═══ Data listing ═══
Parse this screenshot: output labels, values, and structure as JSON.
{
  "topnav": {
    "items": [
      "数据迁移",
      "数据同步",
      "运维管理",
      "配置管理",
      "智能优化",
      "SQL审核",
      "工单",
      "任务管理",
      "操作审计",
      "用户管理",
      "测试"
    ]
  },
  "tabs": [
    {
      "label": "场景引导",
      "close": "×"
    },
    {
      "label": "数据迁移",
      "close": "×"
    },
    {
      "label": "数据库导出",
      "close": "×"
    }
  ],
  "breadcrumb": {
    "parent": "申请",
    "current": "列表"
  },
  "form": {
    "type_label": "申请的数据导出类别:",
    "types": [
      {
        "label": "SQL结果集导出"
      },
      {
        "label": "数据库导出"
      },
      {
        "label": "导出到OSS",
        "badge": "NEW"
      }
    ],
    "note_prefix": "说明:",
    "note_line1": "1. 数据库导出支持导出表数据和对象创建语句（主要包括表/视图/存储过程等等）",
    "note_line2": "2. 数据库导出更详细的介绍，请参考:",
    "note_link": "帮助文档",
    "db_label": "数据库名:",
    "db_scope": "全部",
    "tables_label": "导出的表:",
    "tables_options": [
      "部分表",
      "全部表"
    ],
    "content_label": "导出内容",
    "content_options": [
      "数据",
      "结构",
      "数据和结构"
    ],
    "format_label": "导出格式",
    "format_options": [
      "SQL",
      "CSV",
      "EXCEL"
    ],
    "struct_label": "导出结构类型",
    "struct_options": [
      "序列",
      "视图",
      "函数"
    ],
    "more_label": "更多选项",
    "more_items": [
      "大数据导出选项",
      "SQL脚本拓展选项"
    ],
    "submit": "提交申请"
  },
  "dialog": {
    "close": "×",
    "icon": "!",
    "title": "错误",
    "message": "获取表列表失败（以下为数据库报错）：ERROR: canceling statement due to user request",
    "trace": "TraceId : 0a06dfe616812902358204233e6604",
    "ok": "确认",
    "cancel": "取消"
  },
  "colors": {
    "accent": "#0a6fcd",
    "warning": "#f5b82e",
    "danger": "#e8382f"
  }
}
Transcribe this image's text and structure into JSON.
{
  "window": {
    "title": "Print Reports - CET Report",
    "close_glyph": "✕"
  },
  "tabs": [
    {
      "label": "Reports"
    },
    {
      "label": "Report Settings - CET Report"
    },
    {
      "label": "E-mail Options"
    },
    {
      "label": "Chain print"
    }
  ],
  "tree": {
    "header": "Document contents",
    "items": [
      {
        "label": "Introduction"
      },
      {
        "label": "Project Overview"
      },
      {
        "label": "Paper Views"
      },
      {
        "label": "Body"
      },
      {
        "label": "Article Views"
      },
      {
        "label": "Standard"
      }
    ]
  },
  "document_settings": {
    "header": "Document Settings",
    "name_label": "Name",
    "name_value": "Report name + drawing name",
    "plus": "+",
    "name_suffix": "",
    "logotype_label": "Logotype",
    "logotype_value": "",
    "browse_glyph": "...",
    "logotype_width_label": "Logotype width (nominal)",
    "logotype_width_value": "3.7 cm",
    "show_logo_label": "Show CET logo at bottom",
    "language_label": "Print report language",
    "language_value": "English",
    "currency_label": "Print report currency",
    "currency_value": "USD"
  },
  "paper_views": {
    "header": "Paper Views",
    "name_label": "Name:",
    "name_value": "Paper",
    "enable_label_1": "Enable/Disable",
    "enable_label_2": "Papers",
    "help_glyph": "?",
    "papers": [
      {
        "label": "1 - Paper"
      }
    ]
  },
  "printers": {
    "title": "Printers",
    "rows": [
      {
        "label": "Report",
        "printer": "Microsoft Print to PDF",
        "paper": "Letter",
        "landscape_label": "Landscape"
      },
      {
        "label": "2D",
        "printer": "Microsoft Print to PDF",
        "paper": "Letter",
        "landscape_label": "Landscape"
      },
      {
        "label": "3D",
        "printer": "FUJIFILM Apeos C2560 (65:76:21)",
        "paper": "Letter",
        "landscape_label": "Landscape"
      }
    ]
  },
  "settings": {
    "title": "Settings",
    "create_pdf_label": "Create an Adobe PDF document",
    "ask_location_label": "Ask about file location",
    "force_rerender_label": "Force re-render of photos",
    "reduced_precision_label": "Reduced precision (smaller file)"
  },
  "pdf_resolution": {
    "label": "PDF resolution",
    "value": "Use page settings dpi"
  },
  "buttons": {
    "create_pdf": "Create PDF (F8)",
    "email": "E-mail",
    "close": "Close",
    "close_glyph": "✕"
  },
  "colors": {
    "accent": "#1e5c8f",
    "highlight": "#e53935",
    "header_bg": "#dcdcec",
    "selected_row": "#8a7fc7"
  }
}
═══
- [Written task]: Repeat back the data above, exact to the last character.

- [Completed task]:
Parse this screenshot: output labels, values, and structure as JSON.
{
  "topnav": {
    "items": [
      "数据迁移",
      "数据同步",
      "运维管理",
      "配置管理",
      "智能优化",
      "SQL审核",
      "工单",
      "任务管理",
      "操作审计",
      "用户管理",
      "测试"
    ]
  },
  "tabs": [
    {
      "label": "场景引导",
      "close": "×"
    },
    {
      "label": "数据迁移",
      "close": "×"
    },
    {
      "label": "数据库导出",
      "close": "×"
    }
  ],
  "breadcrumb": {
    "parent": "申请",
    "current": "列表"
  },
  "form": {
    "type_label": "申请的数据导出类别:",
    "types": [
      {
        "label": "SQL结果集导出"
      },
      {
        "label": "数据库导出"
      },
      {
        "label": "导出到OSS",
        "badge": "NEW"
      }
    ],
    "note_prefix": "说明:",
    "note_line1": "1. 数据库导出支持导出表数据和对象创建语句（主要包括表/视图/存储过程等等）",
    "note_line2": "2. 数据库导出更详细的介绍，请参考:",
    "note_link": "帮助文档",
    "db_label": "数据库名:",
    "db_scope": "全部",
    "tables_label": "导出的表:",
    "tables_options": [
      "部分表",
      "全部表"
    ],
    "content_label": "导出内容",
    "content_options": [
      "数据",
      "结构",
      "数据和结构"
    ],
    "format_label": "导出格式",
    "format_options": [
      "SQL",
      "CSV",
      "EXCEL"
    ],
    "struct_label": "导出结构类型",
    "struct_options": [
      "序列",
      "视图",
      "函数"
    ],
    "more_label": "更多选项",
    "more_items": [
      "大数据导出选项",
      "SQL脚本拓展选项"
    ],
    "submit": "提交申请"
  },
  "dialog": {
    "close": "×",
    "icon": "!",
    "title": "错误",
    "message": "获取表列表失败（以下为数据库报错）：ERROR: canceling statement due to user request",
    "trace": "TraceId : 0a06dfe616812902358204233e6604",
    "ok": "确认",
    "cancel": "取消"
  },
  "colors": {
    "accent": "#0a6fcd",
    "warning": "#f5b82e",
    "danger": "#e8382f"
  }
}
Transcribe this image's text and structure into JSON.
{
  "window": {
    "title": "Print Reports - CET Report",
    "close_glyph": "✕"
  },
  "tabs": [
    {
      "label": "Reports"
    },
    {
      "label": "Report Settings - CET Report"
    },
    {
      "label": "E-mail Options"
    },
    {
      "label": "Chain print"
    }
  ],
  "tree": {
    "header": "Document contents",
    "items": [
      {
        "label": "Introduction"
      },
      {
        "label": "Project Overview"
      },
      {
        "label": "Paper Views"
      },
      {
        "label": "Body"
      },
      {
        "label": "Article Views"
      },
      {
        "label": "Standard"
      }
    ]
  },
  "document_settings": {
    "header": "Document Settings",
    "name_label": "Name",
    "name_value": "Report name + drawing name",
    "plus": "+",
    "name_suffix": "",
    "logotype_label": "Logotype",
    "logotype_value": "",
    "browse_glyph": "...",
    "logotype_width_label": "Logotype width (nominal)",
    "logotype_width_value": "3.7 cm",
    "show_logo_label": "Show CET logo at bottom",
    "language_label": "Print report language",
    "language_value": "English",
    "currency_label": "Print report currency",
    "currency_value": "USD"
  },
  "paper_views": {
    "header": "Paper Views",
    "name_label": "Name:",
    "name_value": "Paper",
    "enable_label_1": "Enable/Disable",
    "enable_label_2": "Papers",
    "help_glyph": "?",
    "papers": [
      {
        "label": "1 - Paper"
      }
    ]
  },
  "printers": {
    "title": "Printers",
    "rows": [
      {
        "label": "Report",
        "printer": "Microsoft Print to PDF",
        "paper": "Letter",
        "landscape_label": "Landscape"
      },
      {
        "label": "2D",
        "printer": "Microsoft Print to PDF",
        "paper": "Letter",
        "landscape_label": "Landscape"
      },
      {
        "label": "3D",
        "printer": "FUJIFILM Apeos C2560 (65:76:21)",
        "paper": "Letter",
        "landscape_label": "Landscape"
      }
    ]
  },
  "settings": {
    "title": "Settings",
    "create_pdf_label": "Create an Adobe PDF document",
    "ask_location_label": "Ask about file location",
    "force_rerender_label": "Force re-render of photos",
    "reduced_precision_label": "Reduced precision (smaller file)"
  },
  "pdf_resolution": {
    "label": "PDF resolution",
    "value": "Use page settings dpi"
  },
  "buttons": {
    "create_pdf": "Create PDF (F8)",
    "email": "E-mail",
    "close": "Close",
    "close_glyph": "✕"
  },
  "colors": {
    "accent": "#1e5c8f",
    "highlight": "#e53935",
    "header_bg": "#dcdcec",
    "selected_row": "#8a7fc7"
  }
}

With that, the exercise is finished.